[start of MATERIAL PROVIDED]

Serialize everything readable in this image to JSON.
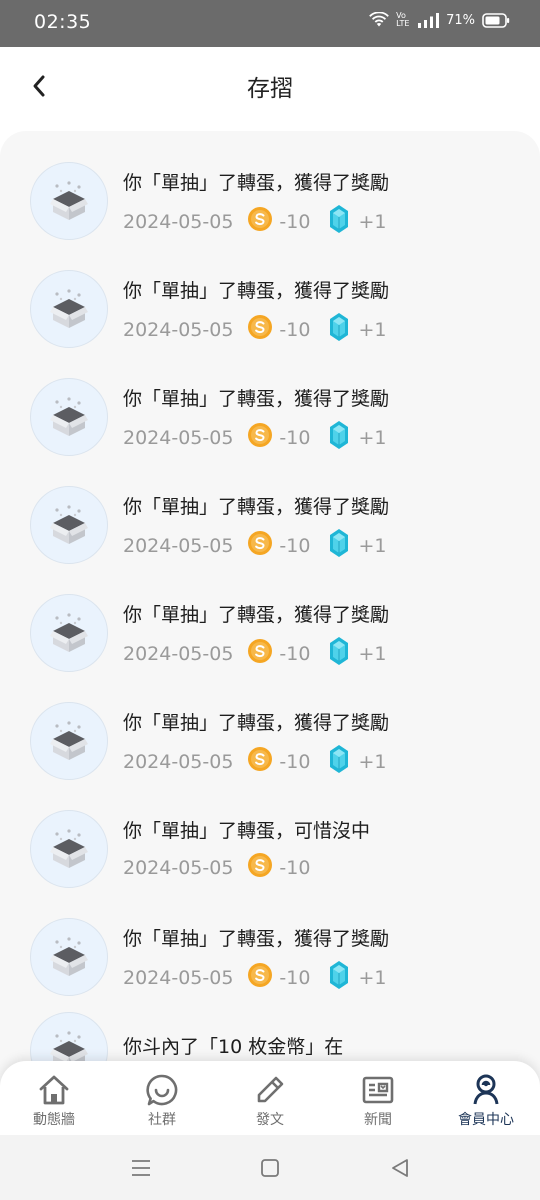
{
  "status_bar": {
    "time": "02:35",
    "battery": "71%",
    "network_label": "VoLTE"
  },
  "header": {
    "title": "存摺"
  },
  "records": [
    {
      "title": "你「單抽」了轉蛋，獲得了獎勵",
      "date": "2024-05-05",
      "coin": "-10",
      "gem": "+1"
    },
    {
      "title": "你「單抽」了轉蛋，獲得了獎勵",
      "date": "2024-05-05",
      "coin": "-10",
      "gem": "+1"
    },
    {
      "title": "你「單抽」了轉蛋，獲得了獎勵",
      "date": "2024-05-05",
      "coin": "-10",
      "gem": "+1"
    },
    {
      "title": "你「單抽」了轉蛋，獲得了獎勵",
      "date": "2024-05-05",
      "coin": "-10",
      "gem": "+1"
    },
    {
      "title": "你「單抽」了轉蛋，獲得了獎勵",
      "date": "2024-05-05",
      "coin": "-10",
      "gem": "+1"
    },
    {
      "title": "你「單抽」了轉蛋，獲得了獎勵",
      "date": "2024-05-05",
      "coin": "-10",
      "gem": "+1"
    },
    {
      "title": "你「單抽」了轉蛋，可惜沒中",
      "date": "2024-05-05",
      "coin": "-10",
      "gem": null
    },
    {
      "title": "你「單抽」了轉蛋，獲得了獎勵",
      "date": "2024-05-05",
      "coin": "-10",
      "gem": "+1"
    },
    {
      "title": "你斗內了「10 枚金幣」在",
      "date": "",
      "coin": "",
      "gem": null
    }
  ],
  "tabs": [
    {
      "label": "動態牆",
      "icon": "home-icon",
      "active": false
    },
    {
      "label": "社群",
      "icon": "chat-icon",
      "active": false
    },
    {
      "label": "發文",
      "icon": "pencil-icon",
      "active": false
    },
    {
      "label": "新聞",
      "icon": "news-icon",
      "active": false
    },
    {
      "label": "會員中心",
      "icon": "member-icon",
      "active": true
    }
  ],
  "colors": {
    "coin": "#f5a623",
    "gem": "#1fb6d6",
    "active_tab": "#1d3557",
    "status_bar": "#6b6b6b"
  }
}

[end of MATERIAL PROVIDED]

Copy out all the data exactly; skip the pictures.

SOLUTION TO THIS TASK
Serialize everything readable in this image to JSON.
{
  "status_bar": {
    "time": "02:35",
    "battery": "71%",
    "network_label": "VoLTE"
  },
  "header": {
    "title": "存摺"
  },
  "records": [
    {
      "title": "你「單抽」了轉蛋，獲得了獎勵",
      "date": "2024-05-05",
      "coin": "-10",
      "gem": "+1"
    },
    {
      "title": "你「單抽」了轉蛋，獲得了獎勵",
      "date": "2024-05-05",
      "coin": "-10",
      "gem": "+1"
    },
    {
      "title": "你「單抽」了轉蛋，獲得了獎勵",
      "date": "2024-05-05",
      "coin": "-10",
      "gem": "+1"
    },
    {
      "title": "你「單抽」了轉蛋，獲得了獎勵",
      "date": "2024-05-05",
      "coin": "-10",
      "gem": "+1"
    },
    {
      "title": "你「單抽」了轉蛋，獲得了獎勵",
      "date": "2024-05-05",
      "coin": "-10",
      "gem": "+1"
    },
    {
      "title": "你「單抽」了轉蛋，獲得了獎勵",
      "date": "2024-05-05",
      "coin": "-10",
      "gem": "+1"
    },
    {
      "title": "你「單抽」了轉蛋，可惜沒中",
      "date": "2024-05-05",
      "coin": "-10",
      "gem": null
    },
    {
      "title": "你「單抽」了轉蛋，獲得了獎勵",
      "date": "2024-05-05",
      "coin": "-10",
      "gem": "+1"
    },
    {
      "title": "你斗內了「10 枚金幣」在",
      "date": "",
      "coin": "",
      "gem": null
    }
  ],
  "tabs": [
    {
      "label": "動態牆",
      "icon": "home-icon",
      "active": false
    },
    {
      "label": "社群",
      "icon": "chat-icon",
      "active": false
    },
    {
      "label": "發文",
      "icon": "pencil-icon",
      "active": false
    },
    {
      "label": "新聞",
      "icon": "news-icon",
      "active": false
    },
    {
      "label": "會員中心",
      "icon": "member-icon",
      "active": true
    }
  ],
  "colors": {
    "coin": "#f5a623",
    "gem": "#1fb6d6",
    "active_tab": "#1d3557",
    "status_bar": "#6b6b6b"
  }
}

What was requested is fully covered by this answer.